» **WHAT IS EXPECTED**: Without the images, print all the entries below exactly as given.

» **Records**:
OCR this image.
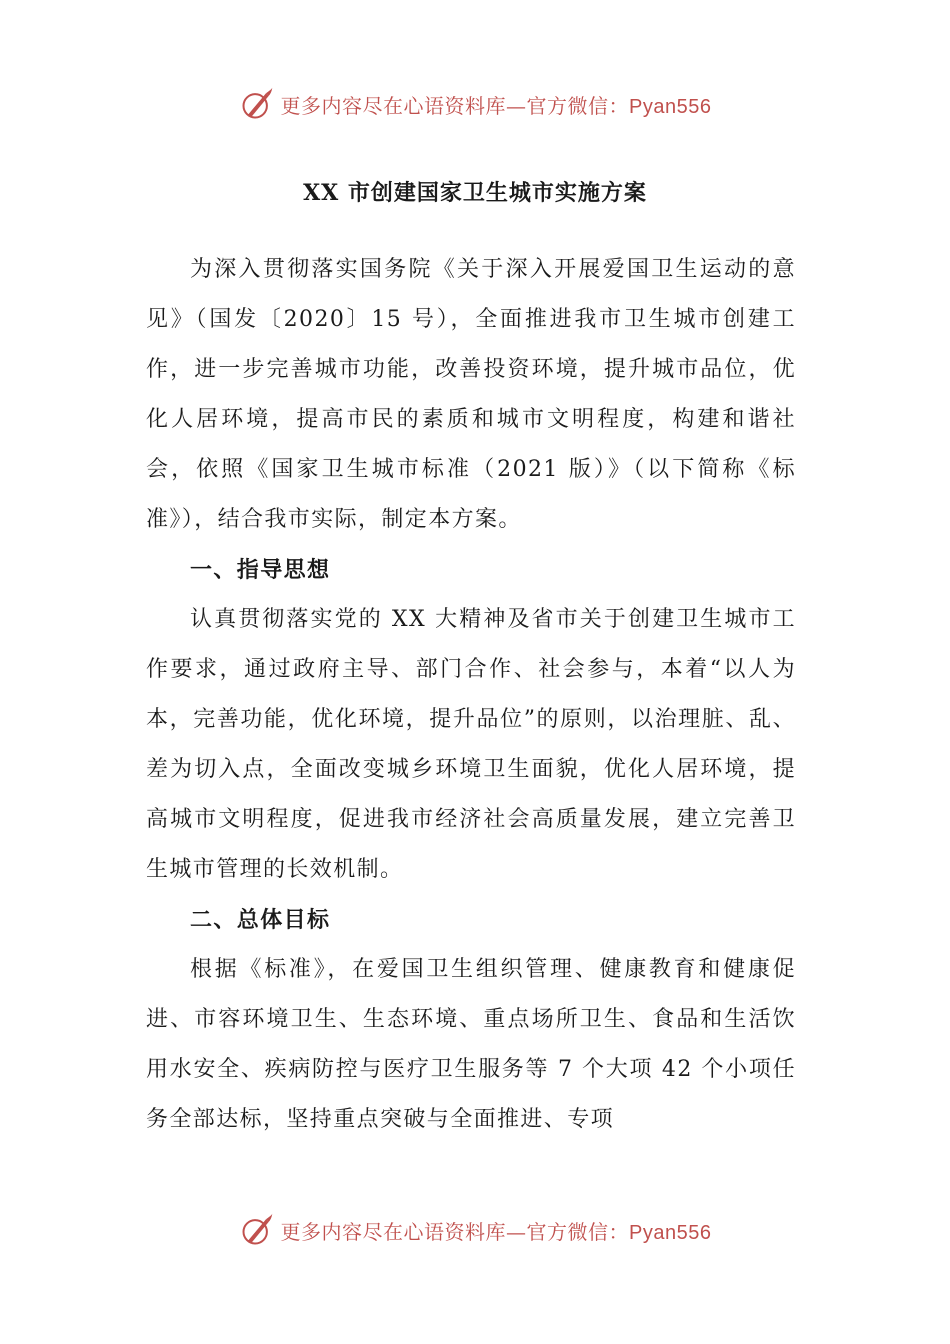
更多内容尽在心语资料库—官方微信：Pyan556
XX 市创建国家卫生城市实施方案

为深入贯彻落实国务院《关于深入开展爱国卫生运动的意见》（国发〔2020〕15 号），全面推进我市卫生城市创建工作，进一步完善城市功能，改善投资环境，提升城市品位，优化人居环境，提高市民的素质和城市文明程度，构建和谐社会，依照《国家卫生城市标准（2021 版）》（以下简称《标准》），结合我市实际，制定本方案。

一、指导思想

认真贯彻落实党的 XX 大精神及省市关于创建卫生城市工作要求，通过政府主导、部门合作、社会参与，本着“以人为本，完善功能，优化环境，提升品位”的原则，以治理脏、乱、差为切入点，全面改变城乡环境卫生面貌，优化人居环境，提高城市文明程度，促进我市经济社会高质量发展，建立完善卫生城市管理的长效机制。

二、总体目标

根据《标准》，在爱国卫生组织管理、健康教育和健康促进、市容环境卫生、生态环境、重点场所卫生、食品和生活饮用水安全、疾病防控与医疗卫生服务等 7 个大项 42 个小项任务全部达标，坚持重点突破与全面推进、专项

更多内容尽在心语资料库—官方微信：Pyan556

» **OUTPUT OF THE TASK**:
OCR this image.
更多内容尽在心语资料库—官方微信：Pyan556
XX 市创建国家卫生城市实施方案

为深入贯彻落实国务院《关于深入开展爱国卫生运动的意见》（国发〔2020〕15 号），全面推进我市卫生城市创建工作，进一步完善城市功能，改善投资环境，提升城市品位，优化人居环境，提高市民的素质和城市文明程度，构建和谐社会，依照《国家卫生城市标准（2021 版）》（以下简称《标准》），结合我市实际，制定本方案。

一、指导思想

认真贯彻落实党的 XX 大精神及省市关于创建卫生城市工作要求，通过政府主导、部门合作、社会参与，本着“以人为本，完善功能，优化环境，提升品位”的原则，以治理脏、乱、差为切入点，全面改变城乡环境卫生面貌，优化人居环境，提高城市文明程度，促进我市经济社会高质量发展，建立完善卫生城市管理的长效机制。

二、总体目标

根据《标准》，在爱国卫生组织管理、健康教育和健康促进、市容环境卫生、生态环境、重点场所卫生、食品和生活饮用水安全、疾病防控与医疗卫生服务等 7 个大项 42 个小项任务全部达标，坚持重点突破与全面推进、专项

更多内容尽在心语资料库—官方微信：Pyan556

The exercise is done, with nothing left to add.